§ Material
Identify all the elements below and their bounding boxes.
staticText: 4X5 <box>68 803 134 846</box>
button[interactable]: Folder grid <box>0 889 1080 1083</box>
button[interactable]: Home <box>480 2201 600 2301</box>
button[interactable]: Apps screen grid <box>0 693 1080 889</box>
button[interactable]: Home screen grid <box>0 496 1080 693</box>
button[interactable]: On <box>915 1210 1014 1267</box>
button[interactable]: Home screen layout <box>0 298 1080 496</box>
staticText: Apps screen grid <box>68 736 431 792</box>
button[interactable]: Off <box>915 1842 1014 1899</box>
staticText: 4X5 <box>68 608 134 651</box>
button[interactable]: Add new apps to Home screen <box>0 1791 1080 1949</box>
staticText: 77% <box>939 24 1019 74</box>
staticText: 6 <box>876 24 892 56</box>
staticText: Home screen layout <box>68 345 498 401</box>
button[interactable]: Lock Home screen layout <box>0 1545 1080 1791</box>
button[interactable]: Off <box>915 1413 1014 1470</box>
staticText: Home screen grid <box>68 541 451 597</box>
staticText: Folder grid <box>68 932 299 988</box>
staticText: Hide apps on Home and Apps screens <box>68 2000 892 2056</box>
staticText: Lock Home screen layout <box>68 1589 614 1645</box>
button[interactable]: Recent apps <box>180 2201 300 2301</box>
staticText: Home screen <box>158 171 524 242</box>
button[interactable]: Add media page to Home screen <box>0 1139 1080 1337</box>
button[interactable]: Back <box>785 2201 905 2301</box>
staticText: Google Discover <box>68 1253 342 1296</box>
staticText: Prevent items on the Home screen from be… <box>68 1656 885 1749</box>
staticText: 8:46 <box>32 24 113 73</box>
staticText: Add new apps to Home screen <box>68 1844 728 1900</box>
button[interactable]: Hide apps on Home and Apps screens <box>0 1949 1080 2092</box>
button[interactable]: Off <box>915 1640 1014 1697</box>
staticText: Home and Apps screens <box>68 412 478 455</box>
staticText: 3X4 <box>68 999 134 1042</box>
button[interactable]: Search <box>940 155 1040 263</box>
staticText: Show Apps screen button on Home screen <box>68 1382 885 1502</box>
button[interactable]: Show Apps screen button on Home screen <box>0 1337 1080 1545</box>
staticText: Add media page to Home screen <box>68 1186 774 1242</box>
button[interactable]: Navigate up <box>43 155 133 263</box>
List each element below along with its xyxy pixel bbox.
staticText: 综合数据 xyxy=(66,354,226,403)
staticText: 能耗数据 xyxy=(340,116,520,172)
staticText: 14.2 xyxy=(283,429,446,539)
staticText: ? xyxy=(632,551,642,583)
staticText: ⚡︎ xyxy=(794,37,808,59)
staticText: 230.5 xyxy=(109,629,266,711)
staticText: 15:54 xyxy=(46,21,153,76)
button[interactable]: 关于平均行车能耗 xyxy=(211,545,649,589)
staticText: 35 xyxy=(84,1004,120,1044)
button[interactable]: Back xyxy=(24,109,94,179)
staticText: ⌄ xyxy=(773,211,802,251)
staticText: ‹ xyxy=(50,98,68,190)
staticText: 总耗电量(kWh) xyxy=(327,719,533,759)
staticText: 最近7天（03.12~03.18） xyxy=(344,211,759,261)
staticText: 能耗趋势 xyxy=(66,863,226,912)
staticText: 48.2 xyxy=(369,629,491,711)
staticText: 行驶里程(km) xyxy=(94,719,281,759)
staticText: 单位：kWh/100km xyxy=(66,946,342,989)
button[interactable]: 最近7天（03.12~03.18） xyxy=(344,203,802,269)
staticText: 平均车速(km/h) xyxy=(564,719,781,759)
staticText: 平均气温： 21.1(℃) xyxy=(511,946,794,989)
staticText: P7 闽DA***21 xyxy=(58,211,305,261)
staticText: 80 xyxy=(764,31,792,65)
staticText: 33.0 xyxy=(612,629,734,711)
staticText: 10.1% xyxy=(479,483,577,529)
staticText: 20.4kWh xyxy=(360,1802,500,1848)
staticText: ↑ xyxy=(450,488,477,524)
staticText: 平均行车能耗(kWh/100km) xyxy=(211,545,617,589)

§ Aim
Copy every row above word for word, in the same order, with nothing added or left out.

§ Expected answer
Identify all the elements below and their bounding boxes.
staticText: 4X5 <box>68 803 134 846</box>
button[interactable]: Folder grid <box>0 889 1080 1083</box>
button[interactable]: Home <box>480 2201 600 2301</box>
button[interactable]: Apps screen grid <box>0 693 1080 889</box>
button[interactable]: Home screen grid <box>0 496 1080 693</box>
button[interactable]: On <box>915 1210 1014 1267</box>
button[interactable]: Home screen layout <box>0 298 1080 496</box>
staticText: Apps screen grid <box>68 736 431 792</box>
button[interactable]: Off <box>915 1842 1014 1899</box>
staticText: 4X5 <box>68 608 134 651</box>
button[interactable]: Add new apps to Home screen <box>0 1791 1080 1949</box>
staticText: 77% <box>939 24 1019 74</box>
staticText: 6 <box>876 24 892 56</box>
staticText: Home screen layout <box>68 345 498 401</box>
button[interactable]: Lock Home screen layout <box>0 1545 1080 1791</box>
button[interactable]: Off <box>915 1413 1014 1470</box>
staticText: Home screen grid <box>68 541 451 597</box>
staticText: Folder grid <box>68 932 299 988</box>
staticText: Hide apps on Home and Apps screens <box>68 2000 892 2056</box>
staticText: Lock Home screen layout <box>68 1589 614 1645</box>
button[interactable]: Recent apps <box>180 2201 300 2301</box>
staticText: Home screen <box>158 171 524 242</box>
button[interactable]: Add media page to Home screen <box>0 1139 1080 1337</box>
button[interactable]: Back <box>785 2201 905 2301</box>
staticText: Google Discover <box>68 1253 342 1296</box>
staticText: Prevent items on the Home screen from be… <box>68 1656 885 1749</box>
staticText: 8:46 <box>32 24 113 73</box>
staticText: Add new apps to Home screen <box>68 1844 728 1900</box>
button[interactable]: Hide apps on Home and Apps screens <box>0 1949 1080 2092</box>
button[interactable]: Off <box>915 1640 1014 1697</box>
staticText: Home and Apps screens <box>68 412 478 455</box>
staticText: 3X4 <box>68 999 134 1042</box>
button[interactable]: Search <box>940 155 1040 263</box>
staticText: Show Apps screen button on Home screen <box>68 1382 885 1502</box>
button[interactable]: Show Apps screen button on Home screen <box>0 1337 1080 1545</box>
staticText: Add media page to Home screen <box>68 1186 774 1242</box>
button[interactable]: Navigate up <box>43 155 133 263</box>
List each element below along with its xyxy pixel bbox.
staticText: 综合数据 xyxy=(66,354,226,403)
staticText: 能耗数据 xyxy=(340,116,520,172)
staticText: 14.2 xyxy=(283,429,446,539)
staticText: ? xyxy=(632,551,642,583)
staticText: ⚡︎ xyxy=(794,37,808,59)
staticText: 230.5 xyxy=(109,629,266,711)
staticText: 15:54 xyxy=(46,21,153,76)
button[interactable]: 关于平均行车能耗 xyxy=(211,545,649,589)
staticText: 35 xyxy=(84,1004,120,1044)
button[interactable]: Back xyxy=(24,109,94,179)
staticText: ⌄ xyxy=(773,211,802,251)
staticText: ‹ xyxy=(50,98,68,190)
staticText: 总耗电量(kWh) xyxy=(327,719,533,759)
staticText: 最近7天（03.12~03.18） xyxy=(344,211,759,261)
staticText: 能耗趋势 xyxy=(66,863,226,912)
staticText: 48.2 xyxy=(369,629,491,711)
staticText: 行驶里程(km) xyxy=(94,719,281,759)
staticText: 单位：kWh/100km xyxy=(66,946,342,989)
button[interactable]: 最近7天（03.12~03.18） xyxy=(344,203,802,269)
staticText: 平均车速(km/h) xyxy=(564,719,781,759)
staticText: 平均气温： 21.1(℃) xyxy=(511,946,794,989)
staticText: P7 闽DA***21 xyxy=(58,211,305,261)
staticText: 80 xyxy=(764,31,792,65)
staticText: 33.0 xyxy=(612,629,734,711)
staticText: 10.1% xyxy=(479,483,577,529)
staticText: 20.4kWh xyxy=(360,1802,500,1848)
staticText: ↑ xyxy=(450,488,477,524)
staticText: 平均行车能耗(kWh/100km) xyxy=(211,545,617,589)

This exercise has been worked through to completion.